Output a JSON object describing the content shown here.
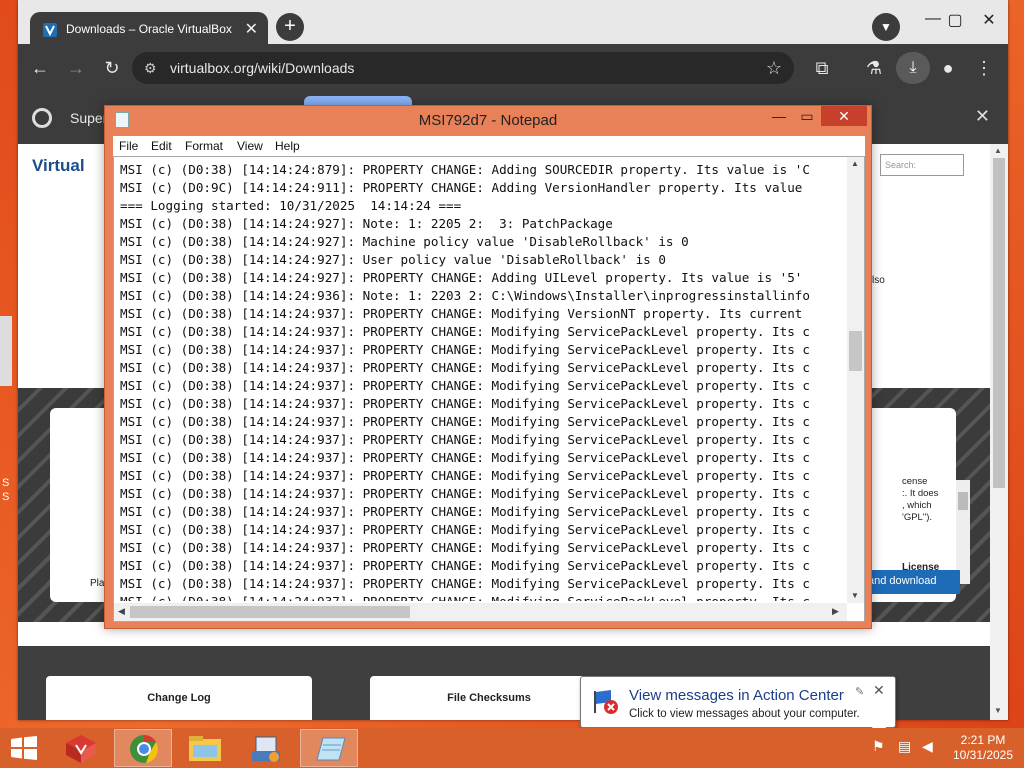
{
  "browser": {
    "tab_title": "Downloads – Oracle VirtualBox",
    "new_tab": "+",
    "url": "virtualbox.org/wiki/Downloads",
    "bookmark_label": "Super",
    "page": {
      "logo_text": "Virtual",
      "search_placeholder": "Search:",
      "also_fragment": "lso",
      "license_text": "cense\n:. It does\n, which\n'GPL\").",
      "license_heading": "License",
      "agree_button": "and download",
      "platform_fragment": "Pla",
      "sections": [
        "Change Log",
        "File Checksums"
      ],
      "desktop_fragment": "S\nS"
    }
  },
  "notepad": {
    "title": "MSI792d7 - Notepad",
    "menu": [
      "File",
      "Edit",
      "Format",
      "View",
      "Help"
    ],
    "lines": [
      "MSI (c) (D0:38) [14:14:24:879]: PROPERTY CHANGE: Adding SOURCEDIR property. Its value is 'C",
      "MSI (c) (D0:9C) [14:14:24:911]: PROPERTY CHANGE: Adding VersionHandler property. Its value",
      "=== Logging started: 10/31/2025  14:14:24 ===",
      "MSI (c) (D0:38) [14:14:24:927]: Note: 1: 2205 2:  3: PatchPackage",
      "MSI (c) (D0:38) [14:14:24:927]: Machine policy value 'DisableRollback' is 0",
      "MSI (c) (D0:38) [14:14:24:927]: User policy value 'DisableRollback' is 0",
      "MSI (c) (D0:38) [14:14:24:927]: PROPERTY CHANGE: Adding UILevel property. Its value is '5'",
      "MSI (c) (D0:38) [14:14:24:936]: Note: 1: 2203 2: C:\\Windows\\Installer\\inprogressinstallinfo",
      "MSI (c) (D0:38) [14:14:24:937]: PROPERTY CHANGE: Modifying VersionNT property. Its current",
      "MSI (c) (D0:38) [14:14:24:937]: PROPERTY CHANGE: Modifying ServicePackLevel property. Its c",
      "MSI (c) (D0:38) [14:14:24:937]: PROPERTY CHANGE: Modifying ServicePackLevel property. Its c",
      "MSI (c) (D0:38) [14:14:24:937]: PROPERTY CHANGE: Modifying ServicePackLevel property. Its c",
      "MSI (c) (D0:38) [14:14:24:937]: PROPERTY CHANGE: Modifying ServicePackLevel property. Its c",
      "MSI (c) (D0:38) [14:14:24:937]: PROPERTY CHANGE: Modifying ServicePackLevel property. Its c",
      "MSI (c) (D0:38) [14:14:24:937]: PROPERTY CHANGE: Modifying ServicePackLevel property. Its c",
      "MSI (c) (D0:38) [14:14:24:937]: PROPERTY CHANGE: Modifying ServicePackLevel property. Its c",
      "MSI (c) (D0:38) [14:14:24:937]: PROPERTY CHANGE: Modifying ServicePackLevel property. Its c",
      "MSI (c) (D0:38) [14:14:24:937]: PROPERTY CHANGE: Modifying ServicePackLevel property. Its c",
      "MSI (c) (D0:38) [14:14:24:937]: PROPERTY CHANGE: Modifying ServicePackLevel property. Its c",
      "MSI (c) (D0:38) [14:14:24:937]: PROPERTY CHANGE: Modifying ServicePackLevel property. Its c",
      "MSI (c) (D0:38) [14:14:24:937]: PROPERTY CHANGE: Modifying ServicePackLevel property. Its c",
      "MSI (c) (D0:38) [14:14:24:937]: PROPERTY CHANGE: Modifying ServicePackLevel property. Its c",
      "MSI (c) (D0:38) [14:14:24:937]: PROPERTY CHANGE: Modifying ServicePackLevel property. Its c",
      "MSI (c) (D0:38) [14:14:24:937]: PROPERTY CHANGE: Modifying ServicePackLevel property. Its c",
      "MSI (c) (D0:38) [14:14:24:937]: PROPERTY CHANGE: Modifying ServicePackLevel property. Its c"
    ]
  },
  "notification": {
    "title": "View messages in Action Center",
    "body": "Click to view messages about your computer."
  },
  "taskbar": {
    "apps": [
      {
        "name": "virtualbox-installer-icon",
        "active": false
      },
      {
        "name": "chrome-icon",
        "active": true
      },
      {
        "name": "file-explorer-icon",
        "active": false
      },
      {
        "name": "setup-icon",
        "active": false
      },
      {
        "name": "notepad-icon",
        "active": true
      }
    ],
    "time": "2:21 PM",
    "date": "10/31/2025"
  },
  "colors": {
    "desktop": "#e9521e",
    "taskbar": "#d8602a",
    "notepad_frame": "#e88058",
    "close_button": "#c7402b",
    "chrome_dark": "#3c3c3c"
  }
}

■ PROBLEM STATEMENT
Where a line holds "Adding", copy it out.

■ COMPLETE ANSWER
      "MSI (c) (D0:38) [14:14:24:879]: PROPERTY CHANGE: Adding SOURCEDIR property. Its value is 'C",
      "MSI (c) (D0:9C) [14:14:24:911]: PROPERTY CHANGE: Adding VersionHandler property. Its value",
      "MSI (c) (D0:38) [14:14:24:927]: PROPERTY CHANGE: Adding UILevel property. Its value is '5'",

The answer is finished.